--- Entries supplied ---

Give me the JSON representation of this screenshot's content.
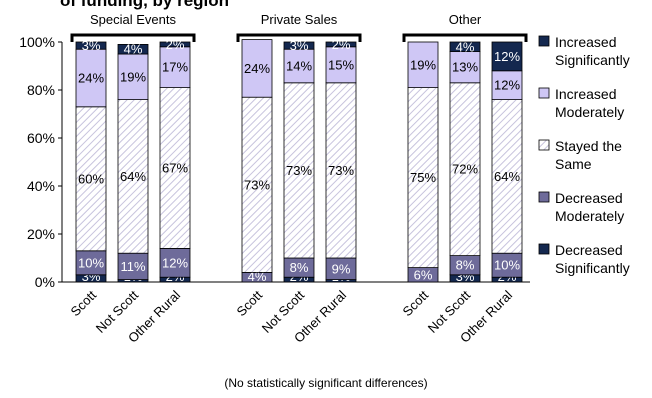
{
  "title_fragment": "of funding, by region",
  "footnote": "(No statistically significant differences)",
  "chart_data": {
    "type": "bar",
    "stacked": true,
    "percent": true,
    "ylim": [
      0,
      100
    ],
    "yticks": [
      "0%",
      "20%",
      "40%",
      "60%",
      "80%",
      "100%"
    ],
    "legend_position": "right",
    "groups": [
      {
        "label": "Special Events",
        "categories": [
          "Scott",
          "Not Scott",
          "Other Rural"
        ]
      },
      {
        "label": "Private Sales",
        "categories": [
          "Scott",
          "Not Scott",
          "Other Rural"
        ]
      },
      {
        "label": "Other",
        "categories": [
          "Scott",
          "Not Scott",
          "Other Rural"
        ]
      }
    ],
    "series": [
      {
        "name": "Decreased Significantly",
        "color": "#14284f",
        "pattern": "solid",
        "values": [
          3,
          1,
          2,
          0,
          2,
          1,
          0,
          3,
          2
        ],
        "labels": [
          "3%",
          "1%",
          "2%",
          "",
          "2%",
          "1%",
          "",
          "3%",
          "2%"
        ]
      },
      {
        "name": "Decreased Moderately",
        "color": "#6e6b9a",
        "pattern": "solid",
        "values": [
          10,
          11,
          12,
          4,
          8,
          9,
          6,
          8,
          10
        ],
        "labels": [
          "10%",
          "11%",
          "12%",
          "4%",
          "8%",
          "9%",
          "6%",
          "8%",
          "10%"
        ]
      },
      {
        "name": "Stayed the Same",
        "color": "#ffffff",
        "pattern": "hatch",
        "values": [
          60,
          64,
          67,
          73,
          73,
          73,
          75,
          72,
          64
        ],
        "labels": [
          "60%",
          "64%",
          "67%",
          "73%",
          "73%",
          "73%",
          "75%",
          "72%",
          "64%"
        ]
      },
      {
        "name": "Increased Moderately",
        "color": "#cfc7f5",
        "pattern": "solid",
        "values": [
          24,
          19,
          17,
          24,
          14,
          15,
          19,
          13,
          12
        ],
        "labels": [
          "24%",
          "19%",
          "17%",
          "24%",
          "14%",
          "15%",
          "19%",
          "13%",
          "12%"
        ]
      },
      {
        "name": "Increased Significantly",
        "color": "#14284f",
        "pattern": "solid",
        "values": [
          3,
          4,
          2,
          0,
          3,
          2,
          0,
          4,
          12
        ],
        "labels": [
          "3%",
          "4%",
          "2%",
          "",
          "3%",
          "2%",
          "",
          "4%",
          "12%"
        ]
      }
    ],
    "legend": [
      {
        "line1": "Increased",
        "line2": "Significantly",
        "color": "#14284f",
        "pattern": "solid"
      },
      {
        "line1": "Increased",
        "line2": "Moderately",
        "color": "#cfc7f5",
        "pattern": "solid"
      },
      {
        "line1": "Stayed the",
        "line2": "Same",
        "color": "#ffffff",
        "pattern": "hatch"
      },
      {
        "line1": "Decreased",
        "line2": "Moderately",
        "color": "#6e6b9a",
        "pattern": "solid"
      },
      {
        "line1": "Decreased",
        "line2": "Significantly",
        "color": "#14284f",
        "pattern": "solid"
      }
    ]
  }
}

---

Reproduce the full listing faithfully, but do not carry over any pictures.

Give me the JSON representation of this screenshot's content.
{
  "title_fragment": "of funding, by region",
  "footnote": "(No statistically significant differences)",
  "chart_data": {
    "type": "bar",
    "stacked": true,
    "percent": true,
    "ylim": [
      0,
      100
    ],
    "yticks": [
      "0%",
      "20%",
      "40%",
      "60%",
      "80%",
      "100%"
    ],
    "legend_position": "right",
    "groups": [
      {
        "label": "Special Events",
        "categories": [
          "Scott",
          "Not Scott",
          "Other Rural"
        ]
      },
      {
        "label": "Private Sales",
        "categories": [
          "Scott",
          "Not Scott",
          "Other Rural"
        ]
      },
      {
        "label": "Other",
        "categories": [
          "Scott",
          "Not Scott",
          "Other Rural"
        ]
      }
    ],
    "series": [
      {
        "name": "Decreased Significantly",
        "color": "#14284f",
        "pattern": "solid",
        "values": [
          3,
          1,
          2,
          0,
          2,
          1,
          0,
          3,
          2
        ],
        "labels": [
          "3%",
          "1%",
          "2%",
          "",
          "2%",
          "1%",
          "",
          "3%",
          "2%"
        ]
      },
      {
        "name": "Decreased Moderately",
        "color": "#6e6b9a",
        "pattern": "solid",
        "values": [
          10,
          11,
          12,
          4,
          8,
          9,
          6,
          8,
          10
        ],
        "labels": [
          "10%",
          "11%",
          "12%",
          "4%",
          "8%",
          "9%",
          "6%",
          "8%",
          "10%"
        ]
      },
      {
        "name": "Stayed the Same",
        "color": "#ffffff",
        "pattern": "hatch",
        "values": [
          60,
          64,
          67,
          73,
          73,
          73,
          75,
          72,
          64
        ],
        "labels": [
          "60%",
          "64%",
          "67%",
          "73%",
          "73%",
          "73%",
          "75%",
          "72%",
          "64%"
        ]
      },
      {
        "name": "Increased Moderately",
        "color": "#cfc7f5",
        "pattern": "solid",
        "values": [
          24,
          19,
          17,
          24,
          14,
          15,
          19,
          13,
          12
        ],
        "labels": [
          "24%",
          "19%",
          "17%",
          "24%",
          "14%",
          "15%",
          "19%",
          "13%",
          "12%"
        ]
      },
      {
        "name": "Increased Significantly",
        "color": "#14284f",
        "pattern": "solid",
        "values": [
          3,
          4,
          2,
          0,
          3,
          2,
          0,
          4,
          12
        ],
        "labels": [
          "3%",
          "4%",
          "2%",
          "",
          "3%",
          "2%",
          "",
          "4%",
          "12%"
        ]
      }
    ],
    "legend": [
      {
        "line1": "Increased",
        "line2": "Significantly",
        "color": "#14284f",
        "pattern": "solid"
      },
      {
        "line1": "Increased",
        "line2": "Moderately",
        "color": "#cfc7f5",
        "pattern": "solid"
      },
      {
        "line1": "Stayed the",
        "line2": "Same",
        "color": "#ffffff",
        "pattern": "hatch"
      },
      {
        "line1": "Decreased",
        "line2": "Moderately",
        "color": "#6e6b9a",
        "pattern": "solid"
      },
      {
        "line1": "Decreased",
        "line2": "Significantly",
        "color": "#14284f",
        "pattern": "solid"
      }
    ]
  }
}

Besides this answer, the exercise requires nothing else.